-------- Text passage

Training Data Ground-truth Labeling Guidelines

  • All objects were auto-labelled using NVSeg[2] model from NVIDIA as starting point.

Performance

Evaluation Data

The inference performance of CitySemSegFormer model was measured against 300 proprietary images that were hand labelled across a variety of environments. The frames are high resolution images 1920x1080 pixels resized to 1820x1024 pixels before passing to the CitySemSegFormer model.

Methodology and KPI

The KPI for the evaluation data are reported in the table below. Model is evaluated based on Mean Intersection-Over-Union. Mean Intersection-Over-Union (MIOU) is a common evaluation metric for semantic image segmentation, which first computes the IOU for each semantic class and then computes the average over classes.

Model CitySemSegFormer
Classes MIOU
road 65.34
sidewalk 13.92
building 72.45
wall 51.33
fence 65.57
pole 43.45
traffic light 8.56
traffic sign 72.8
vegetation 79.72
terrain 38.52
sky 96.47
person 81.32
rider 21.24
car 90.13
truck 33.12
bus 93.93
train 3.2
motorcycle 33.44
bicycle 39.94

Real-time Inference Performance

The inference is run on the provided unpruned models at INT8 precision. On the Jetson Nano FP16 precision is used. The inference performance is run using trtexec on Jetson Nano, AGX Xavier, Xavier NX and NVIDIA T4 GPU. The Jetson devices are running at Max-N configuration for maximum GPU frequency. The performance shown here is the inference only performance. The end-to-end performance with streaming video data might slightly vary depending on other bottlenecks in the hardware and software.

BS - Batch Size

Xavier NX AGX Xavier Orin NX 16GB Orin 64GB T4 A100 A30 A10 A2
Model arch Precision GPU 2*DLA GPU 2*DLA GPU 2*DLA GPU 2*DLA BS FPS BS FPS BS FPS BS FPS BS FPS
CitySemSegFormer FP16 0.4 -- 0.7 -- 0.6 -- 1.5 -- 1 2 4 13 1 6.4 1 4.5 1 1.3

How to use this model

These models need to be used with NVIDIA Hardware and Software. For Hardware, the models can run on any NVIDIA GPU including NVIDIA Jetson devices. These models can only be used with Train Adapt Optimize (TAO) Toolkit, DeepStream SDK or TensorRT.

The model is intended for primarily deploying and doing inference using DeepStream.

Primary use case intended for the model is segmenting urban city classes in a color (RGB) image. The model can be used to segment urban city transport/ setting from photos and videos by using appropriate video or image decoding and pre-processing. Note this model performs semantic segmentation and not instance based segmentation.

The model is encrypted and will only operate with the following key:

  • Model load key: tlt_encode

Input

Color Images of resolution 1820x1024x3

Output

Category label (person or background) for every pixel in the input image. Outputs a semantic of urban city classes for the input image.

Output image

Note: Please note that Citysemsegformer currently can only be used as deployable model in Deepstream. In the current version, citySemSegformer does not provide support for fine-tuning with TAO-Toolkit.

Instructions to deploy these models with DeepStream

To create the entire end-to-end video analytics application, deploy these models with DeepStream SDK. DeepStream SDK is a streaming analytics toolkit to accelerate building AI-based video analytics applications. DeepStream supports direct integration of these models into the deepstream sample app.

----------------

#### [Direction]
Copy everything in the CitySemSegFormer model description from "The inference is" down to "the hardware and software.", renaming each "Jetson Nano" as "Nano". The entries after the CitySemSegFormer model description come from a different source.

-------- Information supplied

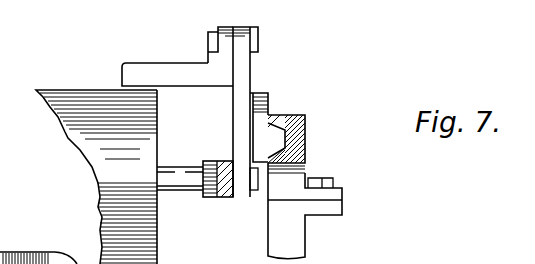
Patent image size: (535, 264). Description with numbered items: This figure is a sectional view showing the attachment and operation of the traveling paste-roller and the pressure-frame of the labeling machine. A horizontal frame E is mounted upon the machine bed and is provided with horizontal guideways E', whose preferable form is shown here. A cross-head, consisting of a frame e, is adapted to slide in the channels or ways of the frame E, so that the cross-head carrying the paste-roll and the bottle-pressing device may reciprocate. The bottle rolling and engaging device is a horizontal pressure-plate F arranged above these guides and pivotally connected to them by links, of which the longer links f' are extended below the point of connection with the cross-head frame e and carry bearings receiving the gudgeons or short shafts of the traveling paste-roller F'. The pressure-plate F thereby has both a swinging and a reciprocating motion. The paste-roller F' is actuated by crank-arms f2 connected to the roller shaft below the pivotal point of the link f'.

The pressure-plate F is at (177, 60).
The traveling paste-roller F' is at (93, 177).
The link f' is at (225, 112).
The crank-arm f2 is at (228, 191).
The cross-head frame e is at (271, 104).
The horizontal frame E is at (302, 124).
The horizontal guideway E' is at (305, 193).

----------------

#### [Answer for the task]
The inference is run on the provided unpruned models at INT8 precision. On the Nano FP16 precision is used. The inference performance is run using trtexec on Nano, AGX Xavier, Xavier NX and NVIDIA T4 GPU. The Jetson devices are running at Max-N configuration for maximum GPU frequency. The performance shown here is the inference only performance. The end-to-end performance with streaming video data might slightly vary depending on other bottlenecks in the hardware and software.